■ Task to carry out ■
For each line of the data below that holds "shown", copy the line.

::: Available records

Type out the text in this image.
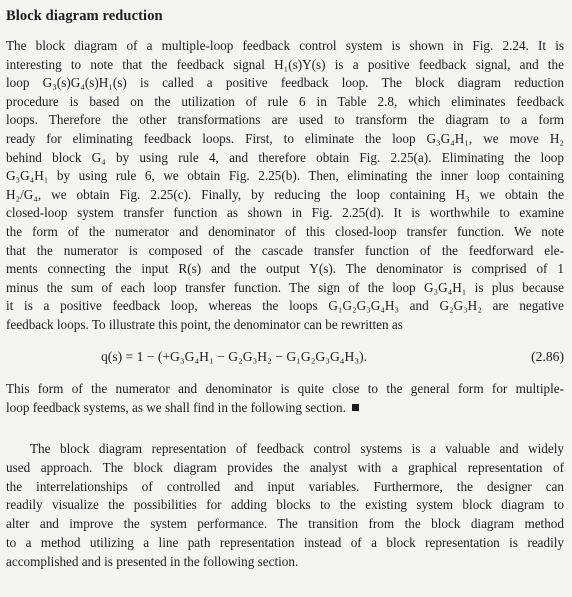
Block diagram reduction
The block diagram of a multiple-loop feedback control system is shown in Fig. 2.24. It is
interesting to note that the feedback signal H₁(s)Y(s) is a positive feedback signal, and the
loop G₃(s)G₄(s)H₁(s) is called a positive feedback loop. The block diagram reduction
procedure is based on the utilization of rule 6 in Table 2.8, which eliminates feedback
loops. Therefore the other transformations are used to transform the diagram to a form
ready for eliminating feedback loops. First, to eliminate the loop G₃G₄H₁, we move H₂
behind block G₄ by using rule 4, and therefore obtain Fig. 2.25(a). Eliminating the loop
G₃G₄H₁ by using rule 6, we obtain Fig. 2.25(b). Then, eliminating the inner loop containing
H₂/G₄, we obtain Fig. 2.25(c). Finally, by reducing the loop containing H₃ we obtain the
closed-loop system transfer function as shown in Fig. 2.25(d). It is worthwhile to examine
the form of the numerator and denominator of this closed-loop transfer function. We note
that the numerator is composed of the cascade transfer function of the feedforward ele-
ments connecting the input R(s) and the output Y(s). The denominator is comprised of 1
minus the sum of each loop transfer function. The sign of the loop G₃G₄H₁ is plus because
it is a positive feedback loop, whereas the loops G₁G₂G₃G₄H₃ and G₂G₃H₂ are negative
feedback loops. To illustrate this point, the denominator can be rewritten as
q(s) = 1 − (+G₃G₄H₁ − G₂G₃H₂ − G₁G₂G₃G₄H₃).	(2.86)
This form of the numerator and denominator is quite close to the general form for multiple-
loop feedback systems, as we shall find in the following section.
The block diagram representation of feedback control systems is a valuable and widely
used approach. The block diagram provides the analyst with a graphical representation of
the interrelationships of controlled and input variables. Furthermore, the designer can
readily visualize the possibilities for adding blocks to the existing system block diagram to
alter and improve the system performance. The transition from the block diagram method
to a method utilizing a line path representation instead of a block representation is readily
accomplished and is presented in the following section.
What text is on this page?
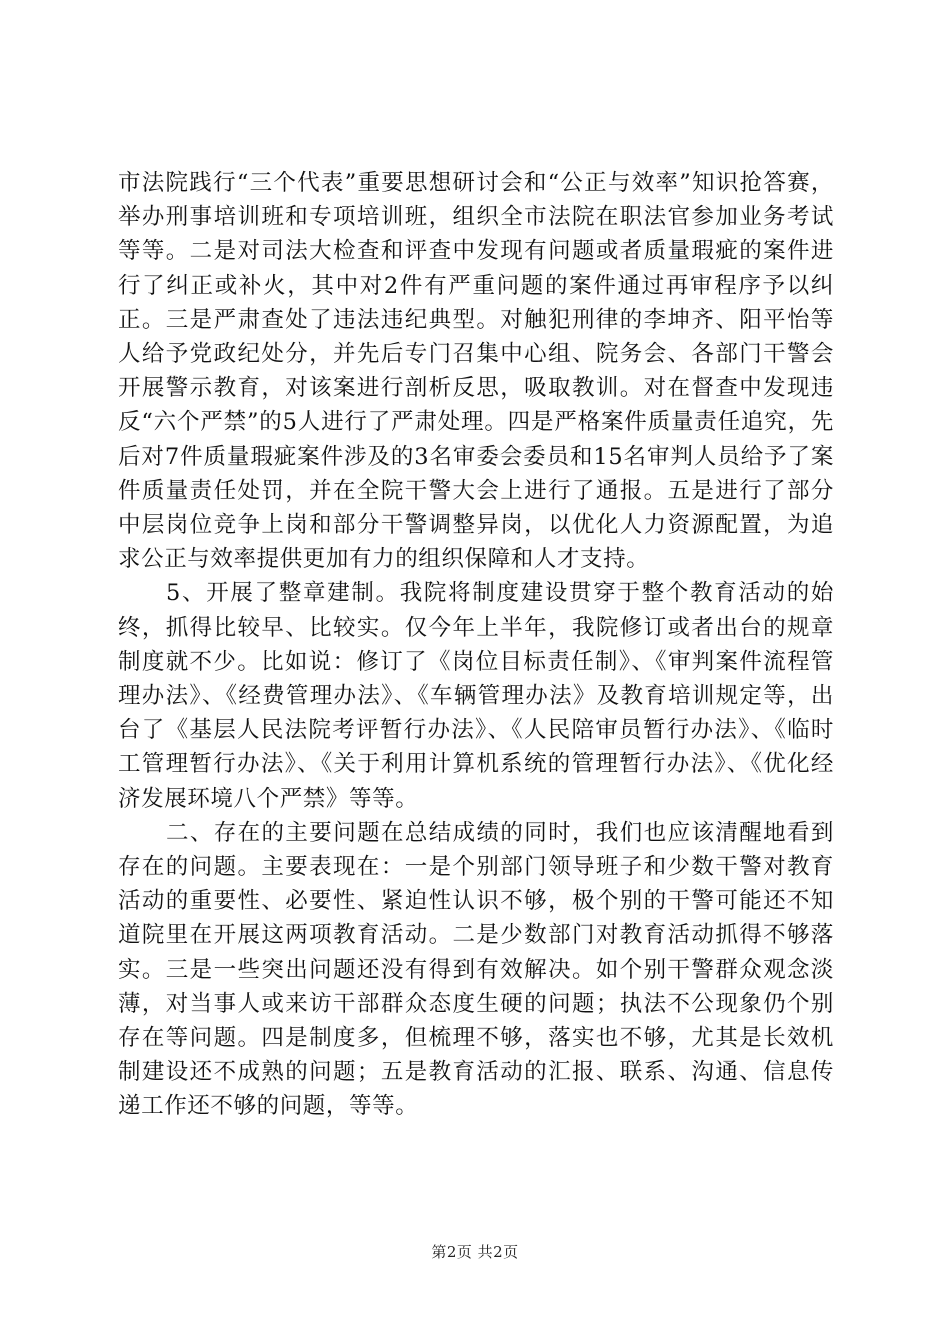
市法院践行“三个代表”重要思想研讨会和“公正与效率”知识抢答赛，举办刑事培训班和专项培训班，组织全市法院在职法官参加业务考试等等。二是对司法大检查和评查中发现有问题或者质量瑕疵的案件进行了纠正或补火，其中对2件有严重问题的案件通过再审程序予以纠正。三是严肃查处了违法违纪典型。对触犯刑律的李坤齐、阳平怡等人给予党政纪处分，并先后专门召集中心组、院务会、各部门干警会开展警示教育，对该案进行剖析反思，吸取教训。对在督查中发现违反“六个严禁”的5人进行了严肃处理。四是严格案件质量责任追究，先后对7件质量瑕疵案件涉及的3名审委会委员和15名审判人员给予了案件质量责任处罚，并在全院干警大会上进行了通报。五是进行了部分中层岗位竞争上岗和部分干警调整异岗，以优化人力资源配置，为追求公正与效率提供更加有力的组织保障和人才支持。

5、开展了整章建制。我院将制度建设贯穿于整个教育活动的始终，抓得比较早、比较实。仅今年上半年，我院修订或者出台的规章制度就不少。比如说：修订了《岗位目标责任制》、《审判案件流程管理办法》、《经费管理办法》、《车辆管理办法》及教育培训规定等，出台了《基层人民法院考评暂行办法》、《人民陪审员暂行办法》、《临时工管理暂行办法》、《关于利用计算机系统的管理暂行办法》、《优化经济发展环境八个严禁》等等。

二、存在的主要问题在总结成绩的同时，我们也应该清醒地看到存在的问题。主要表现在：一是个别部门领导班子和少数干警对教育活动的重要性、必要性、紧迫性认识不够，极个别的干警可能还不知道院里在开展这两项教育活动。二是少数部门对教育活动抓得不够落实。三是一些突出问题还没有得到有效解决。如个别干警群众观念淡薄，对当事人或来访干部群众态度生硬的问题；执法不公现象仍个别存在等问题。四是制度多，但梳理不够，落实也不够，尤其是长效机制建设还不成熟的问题；五是教育活动的汇报、联系、沟通、信息传递工作还不够的问题，等等。

第2页 共2页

::::::

■ Right answer ■
The block diagram of a multiple-loop feedback control system is shown in Fig. 2.24. It is
closed-loop system transfer function as shown in Fig. 2.25(d). It is worthwhile to examine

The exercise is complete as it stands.